+++ SUPPLIED RECORDS

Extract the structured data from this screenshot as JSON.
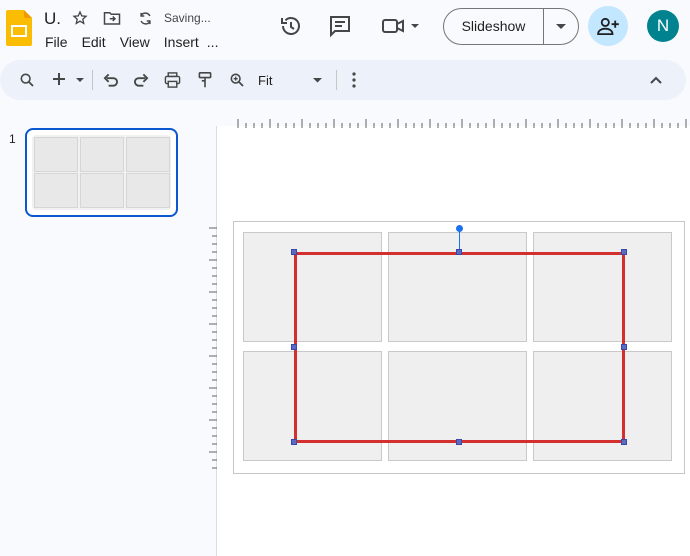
{
  "app": {
    "doc_title": "U.",
    "status": "Saving...",
    "menu": [
      "File",
      "Edit",
      "View",
      "Insert",
      "..."
    ],
    "slideshow_label": "Slideshow",
    "avatar_initial": "N",
    "colors": {
      "accent": "#0b57d0",
      "avatar": "#00838f",
      "share_bg": "#c2e7ff",
      "logo": "#fbbc04",
      "selection": "#d32f2f"
    }
  },
  "toolbar": {
    "zoom_value": "Fit",
    "icons": [
      "search-icon",
      "new-slide-icon",
      "undo-icon",
      "redo-icon",
      "print-icon",
      "paint-format-icon",
      "zoom-icon",
      "more-vert-icon",
      "collapse-icon"
    ]
  },
  "filmstrip": {
    "slides": [
      {
        "number": "1"
      }
    ]
  }
}
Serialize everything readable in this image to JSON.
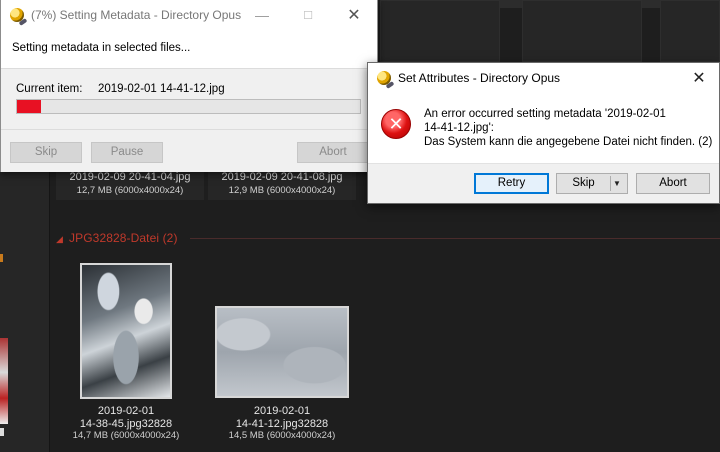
{
  "background": {
    "top_files": [
      {
        "name": "2019-02-09 20-41-04.jpg",
        "meta": "12,7 MB (6000x4000x24)"
      },
      {
        "name": "2019-02-09 20-41-08.jpg",
        "meta": "12,9 MB (6000x4000x24)"
      }
    ],
    "group": {
      "label": "JPG32828-Datei (2)"
    },
    "group_files": [
      {
        "line1": "2019-02-01",
        "line2": "14-38-45.jpg32828",
        "meta": "14,7 MB (6000x4000x24)"
      },
      {
        "line1": "2019-02-01",
        "line2": "14-41-12.jpg32828",
        "meta": "14,5 MB (6000x4000x24)"
      }
    ]
  },
  "progress_dialog": {
    "title": "(7%) Setting Metadata - Directory Opus",
    "message": "Setting metadata in selected files...",
    "current_item_label": "Current item:",
    "current_item_value": "2019-02-01 14-41-12.jpg",
    "progress_percent": 7,
    "progress_color": "#e81123",
    "buttons": {
      "skip": "Skip",
      "pause": "Pause",
      "abort": "Abort"
    },
    "controls": {
      "minimize": "—",
      "maximize": "☐",
      "close": "✕"
    }
  },
  "error_dialog": {
    "title": "Set Attributes - Directory Opus",
    "message_line1": "An error occurred setting metadata '2019-02-01",
    "message_line2": "14-41-12.jpg':",
    "message_line3": "Das System kann die angegebene Datei nicht finden. (2)",
    "buttons": {
      "retry": "Retry",
      "skip": "Skip",
      "abort": "Abort"
    },
    "controls": {
      "close": "✕"
    }
  },
  "icons": {
    "app": "directory-opus-icon",
    "error": "error-x-icon"
  }
}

++++++

TASK INSTRUCTIONS >>
Copy, from the material above, each line in which the string "Datei" occurs.

THE SOLUTION >>
      "label": "JPG32828-Datei (2)"
    "message_line3": "Das System kann die angegebene Datei nicht finden. (2)",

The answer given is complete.